DIRECTIONS: Pull every line from the material below and reproduce each one verbatim, in the same order.

· · ·

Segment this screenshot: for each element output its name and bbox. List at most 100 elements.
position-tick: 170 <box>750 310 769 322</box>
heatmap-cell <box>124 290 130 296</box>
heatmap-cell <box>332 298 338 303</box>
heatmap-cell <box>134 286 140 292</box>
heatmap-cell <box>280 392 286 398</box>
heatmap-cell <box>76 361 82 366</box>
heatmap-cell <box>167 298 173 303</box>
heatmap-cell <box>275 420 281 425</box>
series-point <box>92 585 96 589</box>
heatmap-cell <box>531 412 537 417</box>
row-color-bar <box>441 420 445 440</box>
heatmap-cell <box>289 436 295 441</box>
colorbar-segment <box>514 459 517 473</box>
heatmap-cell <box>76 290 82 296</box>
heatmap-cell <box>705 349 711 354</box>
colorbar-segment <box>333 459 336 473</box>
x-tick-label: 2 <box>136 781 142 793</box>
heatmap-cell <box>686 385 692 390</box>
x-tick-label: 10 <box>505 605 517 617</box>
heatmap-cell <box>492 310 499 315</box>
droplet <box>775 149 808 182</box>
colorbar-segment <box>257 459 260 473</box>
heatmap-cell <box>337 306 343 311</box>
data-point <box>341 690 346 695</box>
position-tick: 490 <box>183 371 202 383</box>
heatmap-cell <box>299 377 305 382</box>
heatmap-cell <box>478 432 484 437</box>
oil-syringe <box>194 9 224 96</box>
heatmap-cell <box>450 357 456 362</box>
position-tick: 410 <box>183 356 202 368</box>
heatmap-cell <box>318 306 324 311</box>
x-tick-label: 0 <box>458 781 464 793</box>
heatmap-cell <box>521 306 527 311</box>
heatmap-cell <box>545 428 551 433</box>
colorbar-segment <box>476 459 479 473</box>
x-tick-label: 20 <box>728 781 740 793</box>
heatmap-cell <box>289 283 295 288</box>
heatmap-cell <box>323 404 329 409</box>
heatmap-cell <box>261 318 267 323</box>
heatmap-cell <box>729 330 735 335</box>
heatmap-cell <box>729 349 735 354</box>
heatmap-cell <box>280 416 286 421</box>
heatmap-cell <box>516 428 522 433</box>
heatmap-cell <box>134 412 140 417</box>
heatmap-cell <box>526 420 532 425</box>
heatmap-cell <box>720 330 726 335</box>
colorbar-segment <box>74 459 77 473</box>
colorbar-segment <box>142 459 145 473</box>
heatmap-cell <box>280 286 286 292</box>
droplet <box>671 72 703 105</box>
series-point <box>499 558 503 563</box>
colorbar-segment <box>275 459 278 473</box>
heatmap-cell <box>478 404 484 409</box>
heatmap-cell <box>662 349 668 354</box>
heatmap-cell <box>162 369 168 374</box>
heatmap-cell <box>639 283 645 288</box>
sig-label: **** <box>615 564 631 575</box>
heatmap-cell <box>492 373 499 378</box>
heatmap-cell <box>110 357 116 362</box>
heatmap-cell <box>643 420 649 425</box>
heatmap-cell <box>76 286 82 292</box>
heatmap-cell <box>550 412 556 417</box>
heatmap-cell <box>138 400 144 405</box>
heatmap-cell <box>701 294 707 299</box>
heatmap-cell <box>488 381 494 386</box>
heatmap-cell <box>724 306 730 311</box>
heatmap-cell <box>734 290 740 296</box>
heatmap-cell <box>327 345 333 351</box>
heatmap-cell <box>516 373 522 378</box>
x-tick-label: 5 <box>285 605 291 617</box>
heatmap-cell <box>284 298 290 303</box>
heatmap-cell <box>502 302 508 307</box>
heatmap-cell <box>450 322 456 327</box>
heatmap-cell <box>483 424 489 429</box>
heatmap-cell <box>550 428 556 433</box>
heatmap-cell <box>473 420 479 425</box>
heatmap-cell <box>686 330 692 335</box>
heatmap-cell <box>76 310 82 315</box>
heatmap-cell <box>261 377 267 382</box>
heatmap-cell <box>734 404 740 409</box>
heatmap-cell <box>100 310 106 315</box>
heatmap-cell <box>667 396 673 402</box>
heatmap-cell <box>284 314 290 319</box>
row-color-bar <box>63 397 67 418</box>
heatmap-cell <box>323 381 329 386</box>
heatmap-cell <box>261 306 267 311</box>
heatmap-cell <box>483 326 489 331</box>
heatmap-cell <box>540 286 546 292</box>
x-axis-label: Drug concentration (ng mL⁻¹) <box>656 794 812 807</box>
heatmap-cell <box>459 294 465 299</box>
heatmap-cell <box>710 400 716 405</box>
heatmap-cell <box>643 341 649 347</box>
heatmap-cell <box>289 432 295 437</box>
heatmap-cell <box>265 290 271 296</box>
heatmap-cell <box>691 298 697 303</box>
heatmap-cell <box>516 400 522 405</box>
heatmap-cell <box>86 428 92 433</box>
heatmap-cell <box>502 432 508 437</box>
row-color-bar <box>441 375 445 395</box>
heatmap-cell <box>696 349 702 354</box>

· · ·

RESULT OF THE EXERCISE:
Segment this screenshot: for each element output its name and bbox. List at most 100 elements.
position-tick: 170 <box>750 310 769 322</box>
heatmap-cell <box>124 290 130 296</box>
heatmap-cell <box>332 298 338 303</box>
heatmap-cell <box>134 286 140 292</box>
heatmap-cell <box>280 392 286 398</box>
heatmap-cell <box>76 361 82 366</box>
heatmap-cell <box>167 298 173 303</box>
heatmap-cell <box>275 420 281 425</box>
series-point <box>92 585 96 589</box>
heatmap-cell <box>531 412 537 417</box>
row-color-bar <box>441 420 445 440</box>
heatmap-cell <box>289 436 295 441</box>
colorbar-segment <box>514 459 517 473</box>
heatmap-cell <box>76 290 82 296</box>
heatmap-cell <box>705 349 711 354</box>
colorbar-segment <box>333 459 336 473</box>
x-tick-label: 2 <box>136 781 142 793</box>
heatmap-cell <box>686 385 692 390</box>
x-tick-label: 10 <box>505 605 517 617</box>
heatmap-cell <box>492 310 499 315</box>
droplet <box>775 149 808 182</box>
colorbar-segment <box>257 459 260 473</box>
heatmap-cell <box>337 306 343 311</box>
data-point <box>341 690 346 695</box>
position-tick: 490 <box>183 371 202 383</box>
heatmap-cell <box>299 377 305 382</box>
heatmap-cell <box>478 432 484 437</box>
oil-syringe <box>194 9 224 96</box>
heatmap-cell <box>450 357 456 362</box>
position-tick: 410 <box>183 356 202 368</box>
heatmap-cell <box>318 306 324 311</box>
x-tick-label: 0 <box>458 781 464 793</box>
heatmap-cell <box>521 306 527 311</box>
heatmap-cell <box>545 428 551 433</box>
colorbar-segment <box>476 459 479 473</box>
x-tick-label: 20 <box>728 781 740 793</box>
heatmap-cell <box>289 283 295 288</box>
heatmap-cell <box>323 404 329 409</box>
heatmap-cell <box>261 318 267 323</box>
heatmap-cell <box>729 330 735 335</box>
heatmap-cell <box>729 349 735 354</box>
heatmap-cell <box>280 416 286 421</box>
heatmap-cell <box>516 428 522 433</box>
heatmap-cell <box>134 412 140 417</box>
heatmap-cell <box>526 420 532 425</box>
heatmap-cell <box>720 330 726 335</box>
colorbar-segment <box>74 459 77 473</box>
colorbar-segment <box>142 459 145 473</box>
heatmap-cell <box>280 286 286 292</box>
droplet <box>671 72 703 105</box>
series-point <box>499 558 503 563</box>
colorbar-segment <box>275 459 278 473</box>
heatmap-cell <box>478 404 484 409</box>
heatmap-cell <box>662 349 668 354</box>
heatmap-cell <box>162 369 168 374</box>
heatmap-cell <box>639 283 645 288</box>
sig-label: **** <box>615 564 631 575</box>
heatmap-cell <box>492 373 499 378</box>
heatmap-cell <box>110 357 116 362</box>
heatmap-cell <box>643 420 649 425</box>
heatmap-cell <box>76 286 82 292</box>
heatmap-cell <box>550 412 556 417</box>
heatmap-cell <box>138 400 144 405</box>
heatmap-cell <box>701 294 707 299</box>
heatmap-cell <box>488 381 494 386</box>
heatmap-cell <box>724 306 730 311</box>
heatmap-cell <box>734 290 740 296</box>
heatmap-cell <box>327 345 333 351</box>
heatmap-cell <box>516 373 522 378</box>
x-tick-label: 5 <box>285 605 291 617</box>
heatmap-cell <box>284 298 290 303</box>
heatmap-cell <box>502 302 508 307</box>
heatmap-cell <box>450 322 456 327</box>
heatmap-cell <box>483 424 489 429</box>
heatmap-cell <box>550 428 556 433</box>
heatmap-cell <box>473 420 479 425</box>
heatmap-cell <box>686 330 692 335</box>
heatmap-cell <box>76 310 82 315</box>
heatmap-cell <box>261 377 267 382</box>
heatmap-cell <box>734 404 740 409</box>
heatmap-cell <box>100 310 106 315</box>
heatmap-cell <box>667 396 673 402</box>
heatmap-cell <box>284 314 290 319</box>
row-color-bar <box>63 397 67 418</box>
heatmap-cell <box>323 381 329 386</box>
heatmap-cell <box>261 306 267 311</box>
heatmap-cell <box>483 326 489 331</box>
heatmap-cell <box>540 286 546 292</box>
x-axis-label: Drug concentration (ng mL⁻¹) <box>656 794 812 807</box>
heatmap-cell <box>459 294 465 299</box>
heatmap-cell <box>710 400 716 405</box>
heatmap-cell <box>643 341 649 347</box>
heatmap-cell <box>289 432 295 437</box>
heatmap-cell <box>265 290 271 296</box>
heatmap-cell <box>691 298 697 303</box>
heatmap-cell <box>516 400 522 405</box>
heatmap-cell <box>86 428 92 433</box>
heatmap-cell <box>502 432 508 437</box>
row-color-bar <box>441 375 445 395</box>
heatmap-cell <box>696 349 702 354</box>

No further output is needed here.